§ Request: Copy the data below exactly.

§ Input rows:
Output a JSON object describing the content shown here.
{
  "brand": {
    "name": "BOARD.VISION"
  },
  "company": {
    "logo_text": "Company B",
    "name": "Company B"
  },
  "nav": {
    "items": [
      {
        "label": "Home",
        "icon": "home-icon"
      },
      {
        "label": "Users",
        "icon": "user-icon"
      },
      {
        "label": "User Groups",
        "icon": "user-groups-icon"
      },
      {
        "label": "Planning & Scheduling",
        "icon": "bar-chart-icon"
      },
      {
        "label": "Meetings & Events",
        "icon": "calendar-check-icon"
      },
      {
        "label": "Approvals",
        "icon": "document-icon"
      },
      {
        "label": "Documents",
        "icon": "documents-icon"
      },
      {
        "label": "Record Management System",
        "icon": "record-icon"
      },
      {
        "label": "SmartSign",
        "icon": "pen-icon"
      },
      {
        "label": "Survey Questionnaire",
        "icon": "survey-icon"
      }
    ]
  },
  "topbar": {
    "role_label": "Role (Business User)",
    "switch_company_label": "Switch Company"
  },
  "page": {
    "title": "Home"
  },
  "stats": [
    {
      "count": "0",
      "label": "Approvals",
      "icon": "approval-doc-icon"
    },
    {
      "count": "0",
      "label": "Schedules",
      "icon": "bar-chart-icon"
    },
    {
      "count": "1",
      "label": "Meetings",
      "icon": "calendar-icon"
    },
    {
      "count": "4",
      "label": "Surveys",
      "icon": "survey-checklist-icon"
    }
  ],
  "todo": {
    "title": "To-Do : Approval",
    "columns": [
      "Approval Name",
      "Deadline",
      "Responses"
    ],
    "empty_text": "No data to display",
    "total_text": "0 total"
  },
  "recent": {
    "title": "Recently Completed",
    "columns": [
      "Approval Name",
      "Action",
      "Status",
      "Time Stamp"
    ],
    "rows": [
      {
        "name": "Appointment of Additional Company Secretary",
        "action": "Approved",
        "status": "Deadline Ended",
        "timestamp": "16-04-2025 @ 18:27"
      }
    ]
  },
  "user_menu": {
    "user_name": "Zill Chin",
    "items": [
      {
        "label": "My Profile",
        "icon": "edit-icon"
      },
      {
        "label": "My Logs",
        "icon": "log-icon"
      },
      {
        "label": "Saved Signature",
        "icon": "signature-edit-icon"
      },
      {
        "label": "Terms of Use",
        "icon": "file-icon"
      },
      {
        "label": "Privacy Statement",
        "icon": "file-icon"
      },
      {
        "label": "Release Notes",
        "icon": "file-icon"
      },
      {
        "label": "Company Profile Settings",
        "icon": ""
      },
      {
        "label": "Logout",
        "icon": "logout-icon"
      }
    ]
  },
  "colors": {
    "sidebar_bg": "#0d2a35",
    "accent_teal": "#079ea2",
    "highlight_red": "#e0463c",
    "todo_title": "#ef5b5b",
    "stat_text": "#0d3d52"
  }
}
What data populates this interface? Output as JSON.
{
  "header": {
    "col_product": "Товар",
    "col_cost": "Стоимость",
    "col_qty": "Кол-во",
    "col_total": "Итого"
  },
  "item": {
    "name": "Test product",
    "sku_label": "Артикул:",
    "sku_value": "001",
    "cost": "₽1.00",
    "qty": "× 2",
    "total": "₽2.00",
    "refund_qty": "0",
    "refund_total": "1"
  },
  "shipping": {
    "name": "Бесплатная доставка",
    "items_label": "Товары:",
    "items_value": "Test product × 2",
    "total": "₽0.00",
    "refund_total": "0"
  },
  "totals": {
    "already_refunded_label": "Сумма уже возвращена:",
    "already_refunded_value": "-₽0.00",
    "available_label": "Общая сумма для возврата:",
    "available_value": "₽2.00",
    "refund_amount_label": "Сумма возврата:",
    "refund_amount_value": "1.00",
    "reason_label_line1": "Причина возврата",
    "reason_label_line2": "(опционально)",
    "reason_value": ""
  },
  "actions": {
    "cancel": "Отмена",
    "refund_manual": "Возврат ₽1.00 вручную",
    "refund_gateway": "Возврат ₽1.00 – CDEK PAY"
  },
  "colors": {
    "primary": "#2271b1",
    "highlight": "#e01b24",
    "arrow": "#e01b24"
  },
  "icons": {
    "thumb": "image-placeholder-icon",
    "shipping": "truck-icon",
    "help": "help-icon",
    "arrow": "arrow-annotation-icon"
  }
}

§ Result for this exercise:
Output a JSON object describing the content shown here.
{
  "brand": {
    "name": "BOARD.VISION"
  },
  "company": {
    "logo_text": "Company B",
    "name": "Company B"
  },
  "nav": {
    "items": [
      {
        "label": "Home",
        "icon": "home-icon"
      },
      {
        "label": "Users",
        "icon": "user-icon"
      },
      {
        "label": "User Groups",
        "icon": "user-groups-icon"
      },
      {
        "label": "Planning & Scheduling",
        "icon": "bar-chart-icon"
      },
      {
        "label": "Meetings & Events",
        "icon": "calendar-check-icon"
      },
      {
        "label": "Approvals",
        "icon": "document-icon"
      },
      {
        "label": "Documents",
        "icon": "documents-icon"
      },
      {
        "label": "Record Management System",
        "icon": "record-icon"
      },
      {
        "label": "SmartSign",
        "icon": "pen-icon"
      },
      {
        "label": "Survey Questionnaire",
        "icon": "survey-icon"
      }
    ]
  },
  "topbar": {
    "role_label": "Role (Business User)",
    "switch_company_label": "Switch Company"
  },
  "page": {
    "title": "Home"
  },
  "stats": [
    {
      "count": "0",
      "label": "Approvals",
      "icon": "approval-doc-icon"
    },
    {
      "count": "0",
      "label": "Schedules",
      "icon": "bar-chart-icon"
    },
    {
      "count": "1",
      "label": "Meetings",
      "icon": "calendar-icon"
    },
    {
      "count": "4",
      "label": "Surveys",
      "icon": "survey-checklist-icon"
    }
  ],
  "todo": {
    "title": "To-Do : Approval",
    "columns": [
      "Approval Name",
      "Deadline",
      "Responses"
    ],
    "empty_text": "No data to display",
    "total_text": "0 total"
  },
  "recent": {
    "title": "Recently Completed",
    "columns": [
      "Approval Name",
      "Action",
      "Status",
      "Time Stamp"
    ],
    "rows": [
      {
        "name": "Appointment of Additional Company Secretary",
        "action": "Approved",
        "status": "Deadline Ended",
        "timestamp": "16-04-2025 @ 18:27"
      }
    ]
  },
  "user_menu": {
    "user_name": "Zill Chin",
    "items": [
      {
        "label": "My Profile",
        "icon": "edit-icon"
      },
      {
        "label": "My Logs",
        "icon": "log-icon"
      },
      {
        "label": "Saved Signature",
        "icon": "signature-edit-icon"
      },
      {
        "label": "Terms of Use",
        "icon": "file-icon"
      },
      {
        "label": "Privacy Statement",
        "icon": "file-icon"
      },
      {
        "label": "Release Notes",
        "icon": "file-icon"
      },
      {
        "label": "Company Profile Settings",
        "icon": ""
      },
      {
        "label": "Logout",
        "icon": "logout-icon"
      }
    ]
  },
  "colors": {
    "sidebar_bg": "#0d2a35",
    "accent_teal": "#079ea2",
    "highlight_red": "#e0463c",
    "todo_title": "#ef5b5b",
    "stat_text": "#0d3d52"
  }
}
What data populates this interface? Output as JSON.
{
  "header": {
    "col_product": "Товар",
    "col_cost": "Стоимость",
    "col_qty": "Кол-во",
    "col_total": "Итого"
  },
  "item": {
    "name": "Test product",
    "sku_label": "Артикул:",
    "sku_value": "001",
    "cost": "₽1.00",
    "qty": "× 2",
    "total": "₽2.00",
    "refund_qty": "0",
    "refund_total": "1"
  },
  "shipping": {
    "name": "Бесплатная доставка",
    "items_label": "Товары:",
    "items_value": "Test product × 2",
    "total": "₽0.00",
    "refund_total": "0"
  },
  "totals": {
    "already_refunded_label": "Сумма уже возвращена:",
    "already_refunded_value": "-₽0.00",
    "available_label": "Общая сумма для возврата:",
    "available_value": "₽2.00",
    "refund_amount_label": "Сумма возврата:",
    "refund_amount_value": "1.00",
    "reason_label_line1": "Причина возврата",
    "reason_label_line2": "(опционально)",
    "reason_value": ""
  },
  "actions": {
    "cancel": "Отмена",
    "refund_manual": "Возврат ₽1.00 вручную",
    "refund_gateway": "Возврат ₽1.00 – CDEK PAY"
  },
  "colors": {
    "primary": "#2271b1",
    "highlight": "#e01b24",
    "arrow": "#e01b24"
  },
  "icons": {
    "thumb": "image-placeholder-icon",
    "shipping": "truck-icon",
    "help": "help-icon",
    "arrow": "arrow-annotation-icon"
  }
}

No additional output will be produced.